What the exercise asks
Retype all material exactly. Pictures stay out of the copy.

[Dataset entries]
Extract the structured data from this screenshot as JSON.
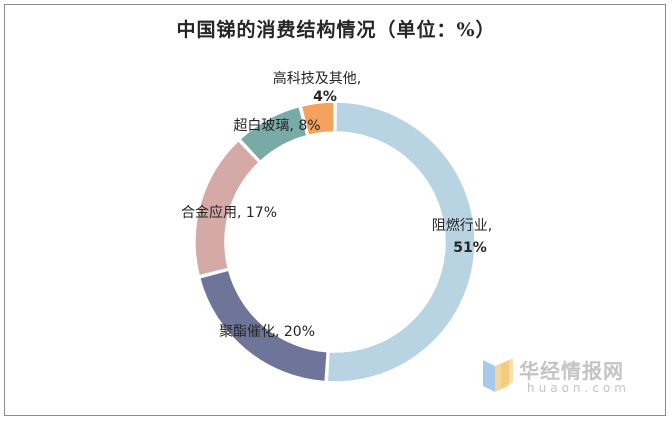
{
  "chart_data": {
    "type": "pie",
    "title": "中国锑的消费结构情况（单位：%）",
    "slices": [
      {
        "name": "阻燃行业",
        "value": 51,
        "color": "#b8d3e2"
      },
      {
        "name": "聚酯催化",
        "value": 20,
        "color": "#6e7599"
      },
      {
        "name": "合金应用",
        "value": 17,
        "color": "#d4a9a6"
      },
      {
        "name": "超白玻璃",
        "value": 8,
        "color": "#78aba7"
      },
      {
        "name": "高科技及其他",
        "value": 4,
        "color": "#f3a35c"
      }
    ],
    "labels": [
      {
        "line1": "阻燃行业,",
        "line2": "51%"
      },
      {
        "line1": "聚酯催化, 20%",
        "line2": ""
      },
      {
        "line1": "合金应用, 17%",
        "line2": ""
      },
      {
        "line1": "超白玻璃, 8%",
        "line2": ""
      },
      {
        "line1": "高科技及其他,",
        "line2": "4%"
      }
    ]
  },
  "watermark": {
    "brand": "华经情报网",
    "site": "huaon.com"
  }
}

Answer to this task
Extract the structured data from this screenshot as JSON.
{
  "chart_data": {
    "type": "pie",
    "title": "中国锑的消费结构情况（单位：%）",
    "slices": [
      {
        "name": "阻燃行业",
        "value": 51,
        "color": "#b8d3e2"
      },
      {
        "name": "聚酯催化",
        "value": 20,
        "color": "#6e7599"
      },
      {
        "name": "合金应用",
        "value": 17,
        "color": "#d4a9a6"
      },
      {
        "name": "超白玻璃",
        "value": 8,
        "color": "#78aba7"
      },
      {
        "name": "高科技及其他",
        "value": 4,
        "color": "#f3a35c"
      }
    ],
    "labels": [
      {
        "line1": "阻燃行业,",
        "line2": "51%"
      },
      {
        "line1": "聚酯催化, 20%",
        "line2": ""
      },
      {
        "line1": "合金应用, 17%",
        "line2": ""
      },
      {
        "line1": "超白玻璃, 8%",
        "line2": ""
      },
      {
        "line1": "高科技及其他,",
        "line2": "4%"
      }
    ]
  },
  "watermark": {
    "brand": "华经情报网",
    "site": "huaon.com"
  }
}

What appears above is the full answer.